_WHAT TO PRODUCE:_
Each record should be written out exactly as it stands.

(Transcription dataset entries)

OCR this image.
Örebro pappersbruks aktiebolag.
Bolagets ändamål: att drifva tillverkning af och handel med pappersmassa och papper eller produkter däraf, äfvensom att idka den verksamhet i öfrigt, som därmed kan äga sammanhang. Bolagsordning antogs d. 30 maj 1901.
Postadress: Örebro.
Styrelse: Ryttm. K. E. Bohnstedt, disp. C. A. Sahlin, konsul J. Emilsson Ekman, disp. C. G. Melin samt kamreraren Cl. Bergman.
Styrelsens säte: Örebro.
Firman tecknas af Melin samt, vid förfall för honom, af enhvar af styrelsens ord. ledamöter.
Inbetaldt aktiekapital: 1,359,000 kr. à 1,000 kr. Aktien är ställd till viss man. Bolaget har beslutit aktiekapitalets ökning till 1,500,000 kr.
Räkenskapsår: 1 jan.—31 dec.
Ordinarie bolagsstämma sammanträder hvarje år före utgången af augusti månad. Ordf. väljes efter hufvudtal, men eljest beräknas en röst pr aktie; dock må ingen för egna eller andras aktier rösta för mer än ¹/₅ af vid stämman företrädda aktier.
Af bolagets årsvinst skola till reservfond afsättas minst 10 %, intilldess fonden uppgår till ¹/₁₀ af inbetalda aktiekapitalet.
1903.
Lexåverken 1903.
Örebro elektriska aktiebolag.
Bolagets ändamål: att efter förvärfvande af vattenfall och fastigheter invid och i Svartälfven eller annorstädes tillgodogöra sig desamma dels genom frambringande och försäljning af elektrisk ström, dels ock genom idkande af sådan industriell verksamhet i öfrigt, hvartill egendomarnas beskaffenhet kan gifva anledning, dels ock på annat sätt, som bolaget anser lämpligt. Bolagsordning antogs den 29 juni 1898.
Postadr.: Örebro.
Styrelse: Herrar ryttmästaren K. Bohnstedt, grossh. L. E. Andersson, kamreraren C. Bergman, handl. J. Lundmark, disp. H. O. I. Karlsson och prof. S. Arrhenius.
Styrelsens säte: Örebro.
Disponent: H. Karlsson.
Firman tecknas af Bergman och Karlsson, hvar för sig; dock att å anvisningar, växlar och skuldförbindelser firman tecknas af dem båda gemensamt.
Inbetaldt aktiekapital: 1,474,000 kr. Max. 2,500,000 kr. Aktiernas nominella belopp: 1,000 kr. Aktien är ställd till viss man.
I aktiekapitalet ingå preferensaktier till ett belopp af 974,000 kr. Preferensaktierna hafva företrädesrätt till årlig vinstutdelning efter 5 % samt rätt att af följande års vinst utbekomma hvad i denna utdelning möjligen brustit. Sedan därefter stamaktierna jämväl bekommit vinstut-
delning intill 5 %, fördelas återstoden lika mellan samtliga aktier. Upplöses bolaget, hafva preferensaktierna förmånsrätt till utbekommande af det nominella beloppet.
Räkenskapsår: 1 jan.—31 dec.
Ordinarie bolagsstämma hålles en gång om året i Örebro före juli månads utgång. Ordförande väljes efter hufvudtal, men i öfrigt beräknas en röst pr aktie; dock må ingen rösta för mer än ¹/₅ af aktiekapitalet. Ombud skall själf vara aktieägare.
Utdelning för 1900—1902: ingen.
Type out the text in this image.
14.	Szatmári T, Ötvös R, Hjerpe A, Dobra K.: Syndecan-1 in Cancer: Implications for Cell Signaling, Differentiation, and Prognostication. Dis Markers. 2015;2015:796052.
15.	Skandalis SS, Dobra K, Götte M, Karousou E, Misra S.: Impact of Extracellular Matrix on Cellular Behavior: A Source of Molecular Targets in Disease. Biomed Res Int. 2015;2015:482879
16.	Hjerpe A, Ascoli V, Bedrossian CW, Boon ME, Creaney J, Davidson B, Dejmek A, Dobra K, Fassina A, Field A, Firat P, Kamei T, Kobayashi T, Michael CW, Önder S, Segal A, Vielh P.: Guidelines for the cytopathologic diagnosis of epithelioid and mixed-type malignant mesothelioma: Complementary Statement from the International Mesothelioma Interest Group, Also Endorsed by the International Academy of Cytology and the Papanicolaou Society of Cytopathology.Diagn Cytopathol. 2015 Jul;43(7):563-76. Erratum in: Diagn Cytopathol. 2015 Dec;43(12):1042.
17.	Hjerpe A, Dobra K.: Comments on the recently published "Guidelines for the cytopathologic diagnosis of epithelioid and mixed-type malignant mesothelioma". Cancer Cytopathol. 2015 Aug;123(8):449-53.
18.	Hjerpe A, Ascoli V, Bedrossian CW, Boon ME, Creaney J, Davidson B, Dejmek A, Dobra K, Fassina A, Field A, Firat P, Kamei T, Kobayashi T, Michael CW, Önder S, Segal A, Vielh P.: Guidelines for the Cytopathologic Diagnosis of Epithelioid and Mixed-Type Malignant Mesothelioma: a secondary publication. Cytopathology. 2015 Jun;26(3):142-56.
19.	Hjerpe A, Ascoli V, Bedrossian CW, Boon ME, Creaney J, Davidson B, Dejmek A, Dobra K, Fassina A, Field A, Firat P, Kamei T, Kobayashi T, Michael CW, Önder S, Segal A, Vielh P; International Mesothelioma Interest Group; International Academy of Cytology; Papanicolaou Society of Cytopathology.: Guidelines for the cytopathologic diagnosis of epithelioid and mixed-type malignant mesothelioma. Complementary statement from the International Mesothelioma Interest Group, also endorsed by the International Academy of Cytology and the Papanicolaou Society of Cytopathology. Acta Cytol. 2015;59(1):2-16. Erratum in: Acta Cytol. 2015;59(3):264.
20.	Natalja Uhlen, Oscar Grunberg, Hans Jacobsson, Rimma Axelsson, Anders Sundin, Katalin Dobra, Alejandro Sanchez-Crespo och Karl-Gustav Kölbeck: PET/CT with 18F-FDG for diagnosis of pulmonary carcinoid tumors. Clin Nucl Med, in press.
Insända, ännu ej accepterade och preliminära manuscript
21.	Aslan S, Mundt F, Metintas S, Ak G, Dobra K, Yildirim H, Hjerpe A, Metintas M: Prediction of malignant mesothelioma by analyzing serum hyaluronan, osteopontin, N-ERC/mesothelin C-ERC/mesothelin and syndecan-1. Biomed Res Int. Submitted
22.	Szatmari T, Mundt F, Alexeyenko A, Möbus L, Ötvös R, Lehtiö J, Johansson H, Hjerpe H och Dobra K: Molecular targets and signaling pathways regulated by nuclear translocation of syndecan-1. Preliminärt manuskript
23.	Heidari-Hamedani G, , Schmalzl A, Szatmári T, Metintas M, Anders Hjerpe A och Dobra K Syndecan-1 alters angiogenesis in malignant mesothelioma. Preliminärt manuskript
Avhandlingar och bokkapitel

_RESPONSE TO THIS EXERCISE:_
OCR this image.
Örebro pappersbruks aktiebolag.
Bolagets ändamål: att drifva tillverkning af och handel med pappersmassa och papper eller produkter däraf, äfvensom att idka den verksamhet i öfrigt, som därmed kan äga sammanhang. Bolagsordning antogs d. 30 maj 1901.
Postadress: Örebro.
Styrelse: Ryttm. K. E. Bohnstedt, disp. C. A. Sahlin, konsul J. Emilsson Ekman, disp. C. G. Melin samt kamreraren Cl. Bergman.
Styrelsens säte: Örebro.
Firman tecknas af Melin samt, vid förfall för honom, af enhvar af styrelsens ord. ledamöter.
Inbetaldt aktiekapital: 1,359,000 kr. à 1,000 kr. Aktien är ställd till viss man. Bolaget har beslutit aktiekapitalets ökning till 1,500,000 kr.
Räkenskapsår: 1 jan.—31 dec.
Ordinarie bolagsstämma sammanträder hvarje år före utgången af augusti månad. Ordf. väljes efter hufvudtal, men eljest beräknas en röst pr aktie; dock må ingen för egna eller andras aktier rösta för mer än ¹/₅ af vid stämman företrädda aktier.
Af bolagets årsvinst skola till reservfond afsättas minst 10 %, intilldess fonden uppgår till ¹/₁₀ af inbetalda aktiekapitalet.
1903.
Lexåverken 1903.
Örebro elektriska aktiebolag.
Bolagets ändamål: att efter förvärfvande af vattenfall och fastigheter invid och i Svartälfven eller annorstädes tillgodogöra sig desamma dels genom frambringande och försäljning af elektrisk ström, dels ock genom idkande af sådan industriell verksamhet i öfrigt, hvartill egendomarnas beskaffenhet kan gifva anledning, dels ock på annat sätt, som bolaget anser lämpligt. Bolagsordning antogs den 29 juni 1898.
Postadr.: Örebro.
Styrelse: Herrar ryttmästaren K. Bohnstedt, grossh. L. E. Andersson, kamreraren C. Bergman, handl. J. Lundmark, disp. H. O. I. Karlsson och prof. S. Arrhenius.
Styrelsens säte: Örebro.
Disponent: H. Karlsson.
Firman tecknas af Bergman och Karlsson, hvar för sig; dock att å anvisningar, växlar och skuldförbindelser firman tecknas af dem båda gemensamt.
Inbetaldt aktiekapital: 1,474,000 kr. Max. 2,500,000 kr. Aktiernas nominella belopp: 1,000 kr. Aktien är ställd till viss man.
I aktiekapitalet ingå preferensaktier till ett belopp af 974,000 kr. Preferensaktierna hafva företrädesrätt till årlig vinstutdelning efter 5 % samt rätt att af följande års vinst utbekomma hvad i denna utdelning möjligen brustit. Sedan därefter stamaktierna jämväl bekommit vinstut-
delning intill 5 %, fördelas återstoden lika mellan samtliga aktier. Upplöses bolaget, hafva preferensaktierna förmånsrätt till utbekommande af det nominella beloppet.
Räkenskapsår: 1 jan.—31 dec.
Ordinarie bolagsstämma hålles en gång om året i Örebro före juli månads utgång. Ordförande väljes efter hufvudtal, men i öfrigt beräknas en röst pr aktie; dock må ingen rösta för mer än ¹/₅ af aktiekapitalet. Ombud skall själf vara aktieägare.
Utdelning för 1900—1902: ingen.
Type out the text in this image.
14.	Szatmári T, Ötvös R, Hjerpe A, Dobra K.: Syndecan-1 in Cancer: Implications for Cell Signaling, Differentiation, and Prognostication. Dis Markers. 2015;2015:796052.
15.	Skandalis SS, Dobra K, Götte M, Karousou E, Misra S.: Impact of Extracellular Matrix on Cellular Behavior: A Source of Molecular Targets in Disease. Biomed Res Int. 2015;2015:482879
16.	Hjerpe A, Ascoli V, Bedrossian CW, Boon ME, Creaney J, Davidson B, Dejmek A, Dobra K, Fassina A, Field A, Firat P, Kamei T, Kobayashi T, Michael CW, Önder S, Segal A, Vielh P.: Guidelines for the cytopathologic diagnosis of epithelioid and mixed-type malignant mesothelioma: Complementary Statement from the International Mesothelioma Interest Group, Also Endorsed by the International Academy of Cytology and the Papanicolaou Society of Cytopathology.Diagn Cytopathol. 2015 Jul;43(7):563-76. Erratum in: Diagn Cytopathol. 2015 Dec;43(12):1042.
17.	Hjerpe A, Dobra K.: Comments on the recently published "Guidelines for the cytopathologic diagnosis of epithelioid and mixed-type malignant mesothelioma". Cancer Cytopathol. 2015 Aug;123(8):449-53.
18.	Hjerpe A, Ascoli V, Bedrossian CW, Boon ME, Creaney J, Davidson B, Dejmek A, Dobra K, Fassina A, Field A, Firat P, Kamei T, Kobayashi T, Michael CW, Önder S, Segal A, Vielh P.: Guidelines for the Cytopathologic Diagnosis of Epithelioid and Mixed-Type Malignant Mesothelioma: a secondary publication. Cytopathology. 2015 Jun;26(3):142-56.
19.	Hjerpe A, Ascoli V, Bedrossian CW, Boon ME, Creaney J, Davidson B, Dejmek A, Dobra K, Fassina A, Field A, Firat P, Kamei T, Kobayashi T, Michael CW, Önder S, Segal A, Vielh P; International Mesothelioma Interest Group; International Academy of Cytology; Papanicolaou Society of Cytopathology.: Guidelines for the cytopathologic diagnosis of epithelioid and mixed-type malignant mesothelioma. Complementary statement from the International Mesothelioma Interest Group, also endorsed by the International Academy of Cytology and the Papanicolaou Society of Cytopathology. Acta Cytol. 2015;59(1):2-16. Erratum in: Acta Cytol. 2015;59(3):264.
20.	Natalja Uhlen, Oscar Grunberg, Hans Jacobsson, Rimma Axelsson, Anders Sundin, Katalin Dobra, Alejandro Sanchez-Crespo och Karl-Gustav Kölbeck: PET/CT with 18F-FDG for diagnosis of pulmonary carcinoid tumors. Clin Nucl Med, in press.
Insända, ännu ej accepterade och preliminära manuscript
21.	Aslan S, Mundt F, Metintas S, Ak G, Dobra K, Yildirim H, Hjerpe A, Metintas M: Prediction of malignant mesothelioma by analyzing serum hyaluronan, osteopontin, N-ERC/mesothelin C-ERC/mesothelin and syndecan-1. Biomed Res Int. Submitted
22.	Szatmari T, Mundt F, Alexeyenko A, Möbus L, Ötvös R, Lehtiö J, Johansson H, Hjerpe H och Dobra K: Molecular targets and signaling pathways regulated by nuclear translocation of syndecan-1. Preliminärt manuskript
23.	Heidari-Hamedani G, , Schmalzl A, Szatmári T, Metintas M, Anders Hjerpe A och Dobra K Syndecan-1 alters angiogenesis in malignant mesothelioma. Preliminärt manuskript
Avhandlingar och bokkapitel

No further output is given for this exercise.